* [Exercise requirements]: Would you copy out the whole listing exactly as given?

* Begin Information given *

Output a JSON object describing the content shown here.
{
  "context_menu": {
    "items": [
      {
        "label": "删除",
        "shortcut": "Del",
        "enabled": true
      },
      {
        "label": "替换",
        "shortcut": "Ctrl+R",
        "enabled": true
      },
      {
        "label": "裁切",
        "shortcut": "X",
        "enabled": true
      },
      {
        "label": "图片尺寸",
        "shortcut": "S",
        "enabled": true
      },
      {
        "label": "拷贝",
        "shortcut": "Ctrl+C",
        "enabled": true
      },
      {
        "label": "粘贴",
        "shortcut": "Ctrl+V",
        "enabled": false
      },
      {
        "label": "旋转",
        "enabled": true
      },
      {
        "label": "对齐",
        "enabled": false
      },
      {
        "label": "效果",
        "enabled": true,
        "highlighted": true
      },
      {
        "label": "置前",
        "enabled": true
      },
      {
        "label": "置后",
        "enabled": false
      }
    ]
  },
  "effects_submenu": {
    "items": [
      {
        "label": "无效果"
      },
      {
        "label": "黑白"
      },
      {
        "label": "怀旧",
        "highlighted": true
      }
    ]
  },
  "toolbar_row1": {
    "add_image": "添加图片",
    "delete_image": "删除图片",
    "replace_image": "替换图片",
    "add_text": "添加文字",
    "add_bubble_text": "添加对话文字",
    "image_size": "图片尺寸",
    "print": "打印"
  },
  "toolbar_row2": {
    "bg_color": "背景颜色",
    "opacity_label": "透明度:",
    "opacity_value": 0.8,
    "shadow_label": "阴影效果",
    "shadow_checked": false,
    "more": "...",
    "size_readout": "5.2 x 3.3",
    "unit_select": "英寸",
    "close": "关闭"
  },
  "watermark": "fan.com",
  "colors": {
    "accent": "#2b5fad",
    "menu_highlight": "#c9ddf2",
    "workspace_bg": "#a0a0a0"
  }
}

* End Information given *

* [Full solution]:
Output a JSON object describing the content shown here.
{
  "context_menu": {
    "items": [
      {
        "label": "删除",
        "shortcut": "Del",
        "enabled": true
      },
      {
        "label": "替换",
        "shortcut": "Ctrl+R",
        "enabled": true
      },
      {
        "label": "裁切",
        "shortcut": "X",
        "enabled": true
      },
      {
        "label": "图片尺寸",
        "shortcut": "S",
        "enabled": true
      },
      {
        "label": "拷贝",
        "shortcut": "Ctrl+C",
        "enabled": true
      },
      {
        "label": "粘贴",
        "shortcut": "Ctrl+V",
        "enabled": false
      },
      {
        "label": "旋转",
        "enabled": true
      },
      {
        "label": "对齐",
        "enabled": false
      },
      {
        "label": "效果",
        "enabled": true,
        "highlighted": true
      },
      {
        "label": "置前",
        "enabled": true
      },
      {
        "label": "置后",
        "enabled": false
      }
    ]
  },
  "effects_submenu": {
    "items": [
      {
        "label": "无效果"
      },
      {
        "label": "黑白"
      },
      {
        "label": "怀旧",
        "highlighted": true
      }
    ]
  },
  "toolbar_row1": {
    "add_image": "添加图片",
    "delete_image": "删除图片",
    "replace_image": "替换图片",
    "add_text": "添加文字",
    "add_bubble_text": "添加对话文字",
    "image_size": "图片尺寸",
    "print": "打印"
  },
  "toolbar_row2": {
    "bg_color": "背景颜色",
    "opacity_label": "透明度:",
    "opacity_value": 0.8,
    "shadow_label": "阴影效果",
    "shadow_checked": false,
    "more": "...",
    "size_readout": "5.2 x 3.3",
    "unit_select": "英寸",
    "close": "关闭"
  },
  "watermark": "fan.com",
  "colors": {
    "accent": "#2b5fad",
    "menu_highlight": "#c9ddf2",
    "workspace_bg": "#a0a0a0"
  }
}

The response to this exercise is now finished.